* BEGIN TEXT BLOCK *
Hive remote mode Remote installation

Hive installation and configuration

1. Introduction to Hive

Uses of Hive

  • Conveniently manage the metadata of files and data, and provide a unified metadata management method

  • Provide a simpler way to access large-scale data sets, and use SQL language for data analysis

metadata concept

  • The metadata of hdfs is stored in the namenode, and the metadata of hive should be stored in the database. It is a table-like format, which is convenient for later use when doing SQL conversion. SQL statements can be used to query and access directly.

  • metadata contains metadata about databases, tables, etc. created with Hive

  • Metadata is stored in relational databases, such as Derby, MySQL, etc.

metadata function

  • The client connects to the metastore service, and the metastore connects to the database to access metadata

  • With the metastore service, multiple clients can connect at the same time, and these clients do not need to know the user name and password of the database, only need to connect to the metastore service.

Hive's metadata supports local storage (local derby, local MySQL) and remote storage (remote access to MySQL)

  • Embedded mode : hive service and metastore service run in the same process, and Derby also runs in this process

    Use Derby database to store metadata, no additional Metastore service is required.
* END TEXT BLOCK *
SET EXERCISE A: In the Hive installation text, list every storage option named in the sentence that begins "Hive's metadata supports local storage".
SET EXERCISE B: From the Hive installation text, copy word for word the part that opens with the words containing "metadata concept" and closes with "and access directly.".
* BEGIN MATERIAL *
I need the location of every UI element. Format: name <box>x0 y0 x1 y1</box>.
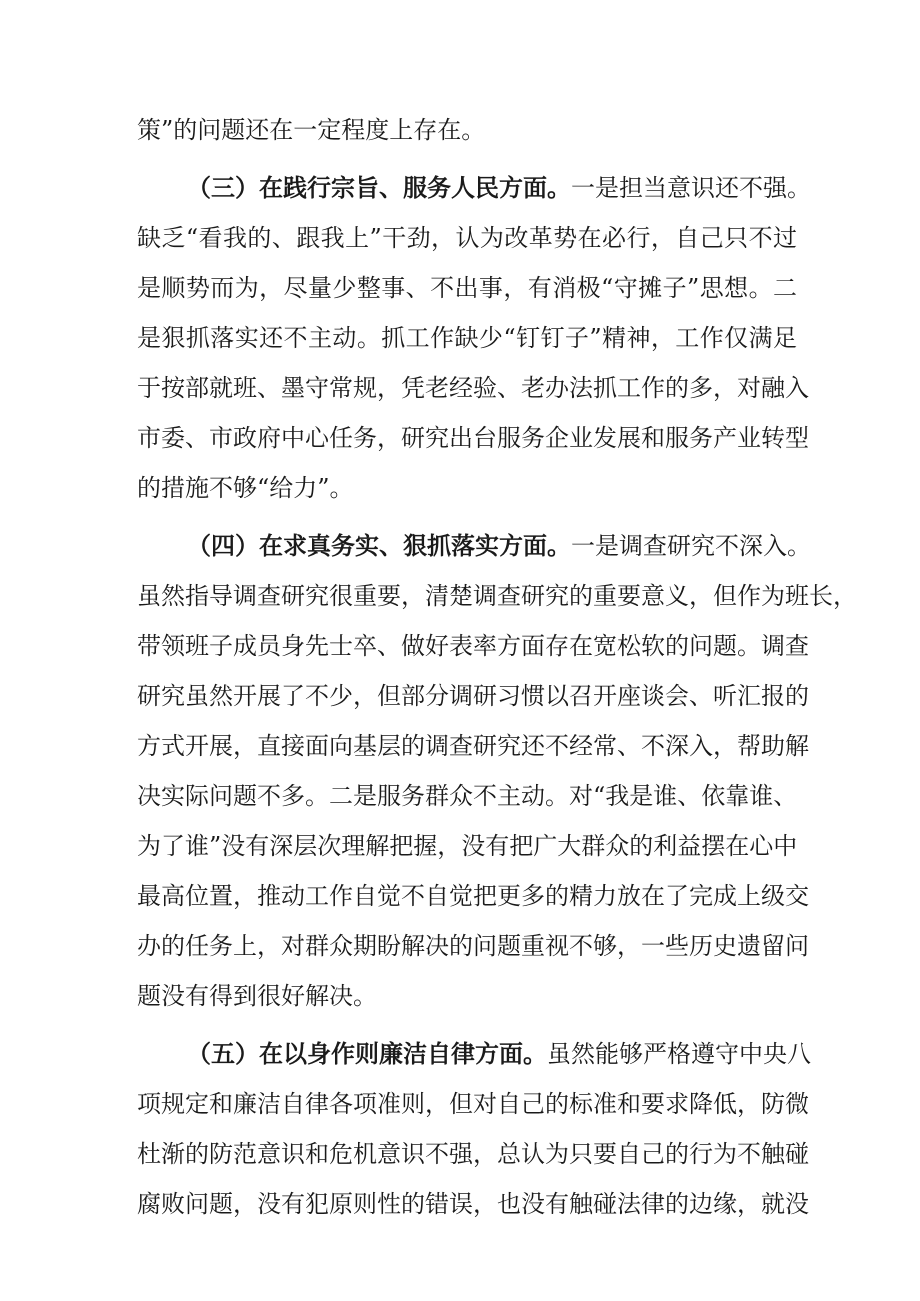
section-heading-3: （三）在践行宗旨、服务人民方面。 <box>187 173 571 202</box>
section-heading-line <box>187 168 811 208</box>
paragraph-line: 项规定和廉洁自律各项准则，但对自己的标准和要求降低，防微 <box>137 1090 809 1118</box>
paragraph-line: 策”的问题还在一定程度上存在。 <box>137 116 486 144</box>
paragraph-line: 带领班子成员身先士卒、做好表率方面存在宽松软的问题。调查 <box>137 632 809 660</box>
paragraph-line: 虽然指导调查研究很重要，清楚调查研究的重要意义，但作为班长， <box>137 582 857 610</box>
paragraph-line: 办的任务上，对群众期盼解决的问题重视不够，一些历史遗留问 <box>137 932 809 960</box>
paragraph-line: 为了谁”没有深层次理解把握，没有把广大群众的利益摆在心中 <box>137 832 798 860</box>
section-heading-line <box>187 526 811 566</box>
paragraph-line: 市委、市政府中心任务，研究出台服务企业发展和服务产业转型 <box>137 424 809 452</box>
paragraph-line: 于按部就班、墨守常规，凭老经验、老办法抓工作的多，对融入 <box>137 374 809 402</box>
paragraph-line: 方式开展，直接面向基层的调查研究还不经常、不深入，帮助解 <box>137 732 809 760</box>
paragraph-line: 杜渐的防范意识和危机意识不强，总认为只要自己的行为不触碰 <box>137 1140 809 1168</box>
paragraph-line: 研究虽然开展了不少，但部分调研习惯以召开座谈会、听汇报的 <box>137 682 809 710</box>
section-heading-line <box>187 1034 811 1074</box>
paragraph-line: 决实际问题不多。二是服务群众不主动。对“我是谁、依靠谁、 <box>137 782 798 810</box>
paragraph-text: 一是担当意识还不强。 <box>571 174 811 202</box>
paragraph-line: 最高位置，推动工作自觉不自觉把更多的精力放在了完成上级交 <box>137 882 809 910</box>
paragraph-text: 虽然能够严格遵守中央八 <box>547 1040 811 1068</box>
paragraph-line: 缺乏“看我的、跟我上”干劲，认为改革势在必行，自己只不过 <box>137 224 797 252</box>
paragraph-line: 是狠抓落实还不主动。抓工作缺少“钉钉子”精神，工作仅满足 <box>137 324 797 352</box>
paragraph-line: 是顺势而为，尽量少整事、不出事，有消极“守摊子”思想。二 <box>137 274 797 302</box>
paragraph-line: 腐败问题，没有犯原则性的错误，也没有触碰法律的边缘，就没 <box>137 1190 809 1218</box>
section-heading-5: （五）在以身作则廉洁自律方面。 <box>187 1039 547 1068</box>
section-heading-4: （四）在求真务实、狠抓落实方面。 <box>187 531 571 560</box>
paragraph-line: 题没有得到很好解决。 <box>137 982 377 1010</box>
paragraph-line: 的措施不够“给力”。 <box>137 474 354 502</box>
paragraph-text: 一是调查研究不深入。 <box>571 532 811 560</box>
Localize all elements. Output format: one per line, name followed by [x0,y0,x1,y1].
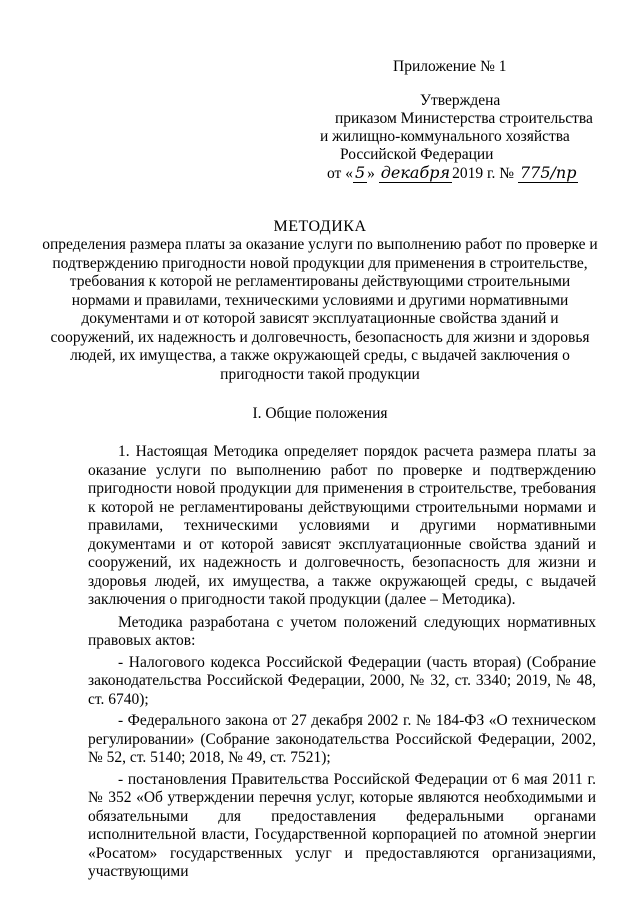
section-title: I. Общие положения [252,405,388,422]
approval-line-4: Российской Федерации [340,146,494,163]
date-year: 2019 г. № [452,165,515,182]
date-mid: » [367,165,375,182]
document-subtitle: определения размера платы за оказание услуги по выполнению работ по проверке и подтверждению пригодности новой продукции для применения в строительстве, требования к которой не регламентированы действующими строительными нормами и правилами, техническими условиями и другими нормативными документами и от которой зависят эксплуатационные свойства зданий и сооружений, их надежность и долговечность, безопасность для жизни и здоровья людей, их имущества, а также окружающей среды, с выдачей заключения о пригодности такой продукции [42,236,598,383]
document-body [88,443,596,882]
paragraph-4: - Федерального закона от 27 декабря 2002 г. № 184-ФЗ «О техническом регулировании» (Собрание законодательства Российской Федерации, 2002, № 52, ст. 5140; 2018, № 49, ст. 7521); [88,712,596,766]
approval-line-2: приказом Министерства строительства [335,110,593,127]
paragraph-2: Методика разработана с учетом положений следующих нормативных правовых актов: [88,613,596,649]
date-month: декабря [380,163,451,182]
paragraph-1: 1. Настоящая Методика определяет порядок расчета размера платы за оказание услуги по выполнению работ по проверке и подтверждению пригодности новой продукции для применения в строительстве, требования к которой не регламентированы действующими строительными нормами и правилами, техническими условиями и другими нормативными документами и от которой зависят эксплуатационные свойства зданий и сооружений, их надежность и долговечность, безопасность для жизни и здоровья людей, их имущества, а также окружающей среды, с выдачей заключения о пригодности такой продукции (далее – Методика). [88,443,596,608]
approved-label: Утверждена [420,92,501,109]
annex-label: Приложение № 1 [393,58,507,75]
date-day: 5 [354,163,366,182]
paragraph-3: - Налогового кодекса Российской Федерации (часть вторая) (Собрание законодательства Российской Федерации, 2000, № 32, ст. 3340; 2019, № 48, ст. 6740); [88,653,596,708]
order-date-line [327,164,578,183]
document-title: МЕТОДИКА [273,218,367,235]
approval-line-3: и жилищно-коммунального хозяйства [320,128,570,145]
date-prefix: от « [327,165,353,182]
paragraph-5: - постановления Правительства Российской Федерации от 6 мая 2011 г. № 352 «Об утверждении перечня услуг, которые являются необходимыми и обязательными для предоставления федеральными органами исполнительной власти, Государственной корпорацией по атомной энергии «Росатом» государственных услуг и предоставляются организациями, участвующими [88,770,596,880]
order-number: 775/пр [519,163,577,182]
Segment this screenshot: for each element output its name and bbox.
* END MATERIAL *
WRITTEN SOLUTION A:
- local derby
- local MySQL
- remote access to MySQL

WRITTEN SOLUTION B:
metadata concept

  • The metadata of hdfs is stored in the namenode, and the metadata of hive should be stored in the database. It is a table-like format, which is convenient for later use when doing SQL conversion. SQL statements can be used to query and access directly.